Retype the line where "Read out every word on this page." appears and each line that follows it down to the last line of the records below. Leave the pictures out.

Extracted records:
+---+
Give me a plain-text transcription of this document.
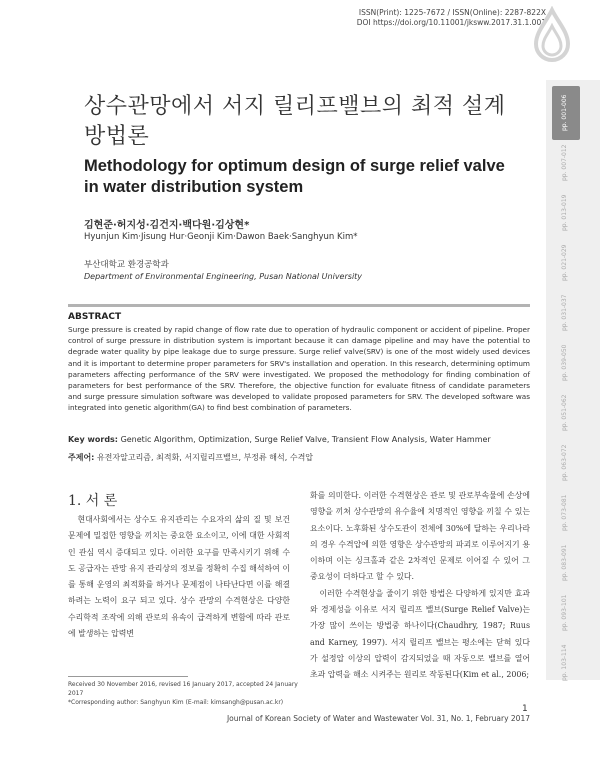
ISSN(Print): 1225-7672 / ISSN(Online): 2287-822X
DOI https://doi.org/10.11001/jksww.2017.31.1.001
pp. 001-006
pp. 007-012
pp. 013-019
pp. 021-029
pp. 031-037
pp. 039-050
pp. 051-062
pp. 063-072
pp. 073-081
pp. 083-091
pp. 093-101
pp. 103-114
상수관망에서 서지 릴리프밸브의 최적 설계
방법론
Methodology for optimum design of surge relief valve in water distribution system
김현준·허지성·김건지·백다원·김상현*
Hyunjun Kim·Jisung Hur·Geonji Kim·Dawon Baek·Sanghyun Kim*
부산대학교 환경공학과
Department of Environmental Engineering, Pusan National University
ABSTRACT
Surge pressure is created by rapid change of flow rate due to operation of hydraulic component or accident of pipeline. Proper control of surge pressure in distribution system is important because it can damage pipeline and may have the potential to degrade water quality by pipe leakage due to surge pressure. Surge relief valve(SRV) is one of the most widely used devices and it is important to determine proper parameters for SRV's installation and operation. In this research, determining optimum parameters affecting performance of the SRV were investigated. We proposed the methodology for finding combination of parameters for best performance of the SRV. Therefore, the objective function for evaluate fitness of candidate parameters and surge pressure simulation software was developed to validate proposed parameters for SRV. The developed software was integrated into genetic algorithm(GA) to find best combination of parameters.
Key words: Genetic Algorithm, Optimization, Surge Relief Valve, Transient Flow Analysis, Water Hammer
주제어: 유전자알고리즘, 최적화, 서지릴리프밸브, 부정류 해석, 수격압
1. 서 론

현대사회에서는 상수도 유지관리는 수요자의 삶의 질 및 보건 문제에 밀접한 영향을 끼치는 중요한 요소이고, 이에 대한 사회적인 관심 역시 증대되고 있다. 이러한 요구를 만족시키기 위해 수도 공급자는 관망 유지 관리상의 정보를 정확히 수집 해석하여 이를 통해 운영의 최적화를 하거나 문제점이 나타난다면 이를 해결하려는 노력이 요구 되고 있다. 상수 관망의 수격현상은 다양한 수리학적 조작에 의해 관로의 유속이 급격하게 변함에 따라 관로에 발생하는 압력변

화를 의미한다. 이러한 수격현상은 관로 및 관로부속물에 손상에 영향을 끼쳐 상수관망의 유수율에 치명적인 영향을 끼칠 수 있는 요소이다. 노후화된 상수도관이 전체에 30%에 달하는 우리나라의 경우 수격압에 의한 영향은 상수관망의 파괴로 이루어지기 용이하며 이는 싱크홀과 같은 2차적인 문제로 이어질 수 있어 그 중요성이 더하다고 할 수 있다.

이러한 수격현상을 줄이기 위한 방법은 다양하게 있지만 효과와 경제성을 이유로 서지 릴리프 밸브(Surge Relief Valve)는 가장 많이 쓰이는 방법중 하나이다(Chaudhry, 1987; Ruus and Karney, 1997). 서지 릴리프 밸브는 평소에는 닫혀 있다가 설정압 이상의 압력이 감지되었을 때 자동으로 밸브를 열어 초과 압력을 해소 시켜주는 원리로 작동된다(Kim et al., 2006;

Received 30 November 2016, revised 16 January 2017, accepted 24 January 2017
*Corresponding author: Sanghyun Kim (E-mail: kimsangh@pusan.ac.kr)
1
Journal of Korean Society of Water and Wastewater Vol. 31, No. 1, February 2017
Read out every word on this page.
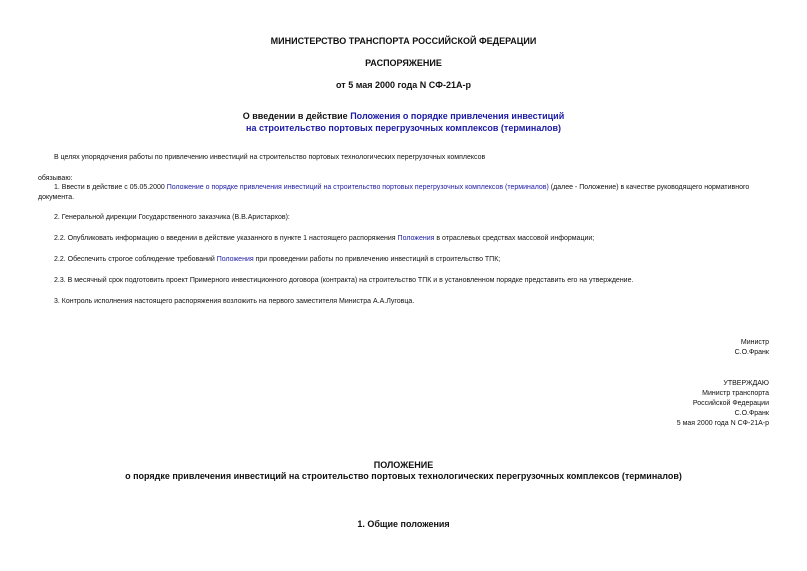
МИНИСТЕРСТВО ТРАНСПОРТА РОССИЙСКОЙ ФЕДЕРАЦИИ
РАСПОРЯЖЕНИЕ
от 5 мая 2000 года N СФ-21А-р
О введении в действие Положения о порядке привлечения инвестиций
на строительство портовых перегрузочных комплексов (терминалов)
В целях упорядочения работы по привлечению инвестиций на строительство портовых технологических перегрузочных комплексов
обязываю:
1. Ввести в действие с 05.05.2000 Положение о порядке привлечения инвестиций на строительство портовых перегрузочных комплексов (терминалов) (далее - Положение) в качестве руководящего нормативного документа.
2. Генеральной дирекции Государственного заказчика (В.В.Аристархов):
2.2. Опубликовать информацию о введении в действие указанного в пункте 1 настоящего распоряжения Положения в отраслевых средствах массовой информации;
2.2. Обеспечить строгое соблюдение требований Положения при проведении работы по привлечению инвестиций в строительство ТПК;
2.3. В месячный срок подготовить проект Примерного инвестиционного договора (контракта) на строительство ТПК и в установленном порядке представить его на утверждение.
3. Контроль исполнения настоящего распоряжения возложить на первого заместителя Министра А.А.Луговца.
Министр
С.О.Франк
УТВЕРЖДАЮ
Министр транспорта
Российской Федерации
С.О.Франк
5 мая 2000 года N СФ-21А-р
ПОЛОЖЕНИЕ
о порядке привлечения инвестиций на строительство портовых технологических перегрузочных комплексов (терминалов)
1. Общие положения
+---+
▶ **Answer for the task**
Read out every word on this page.
МИНИСТЕРСТВО ТРАНСПОРТА РОССИЙСКОЙ ФЕДЕРАЦИИ
РАСПОРЯЖЕНИЕ
от 5 мая 2000 года N СФ-21А-р
О введении в действие Положения о порядке привлечения инвестиций
на строительство портовых перегрузочных комплексов (терминалов)
В целях упорядочения работы по привлечению инвестиций на строительство портовых технологических перегрузочных комплексов
обязываю:
1. Ввести в действие с 05.05.2000 Положение о порядке привлечения инвестиций на строительство портовых перегрузочных комплексов (терминалов) (далее - Положение) в качестве руководящего нормативного документа.
2. Генеральной дирекции Государственного заказчика (В.В.Аристархов):
2.2. Опубликовать информацию о введении в действие указанного в пункте 1 настоящего распоряжения Положения в отраслевых средствах массовой информации;
2.2. Обеспечить строгое соблюдение требований Положения при проведении работы по привлечению инвестиций в строительство ТПК;
2.3. В месячный срок подготовить проект Примерного инвестиционного договора (контракта) на строительство ТПК и в установленном порядке представить его на утверждение.
3. Контроль исполнения настоящего распоряжения возложить на первого заместителя Министра А.А.Луговца.
Министр
С.О.Франк
УТВЕРЖДАЮ
Министр транспорта
Российской Федерации
С.О.Франк
5 мая 2000 года N СФ-21А-р
ПОЛОЖЕНИЕ
о порядке привлечения инвестиций на строительство портовых технологических перегрузочных комплексов (терминалов)
1. Общие положения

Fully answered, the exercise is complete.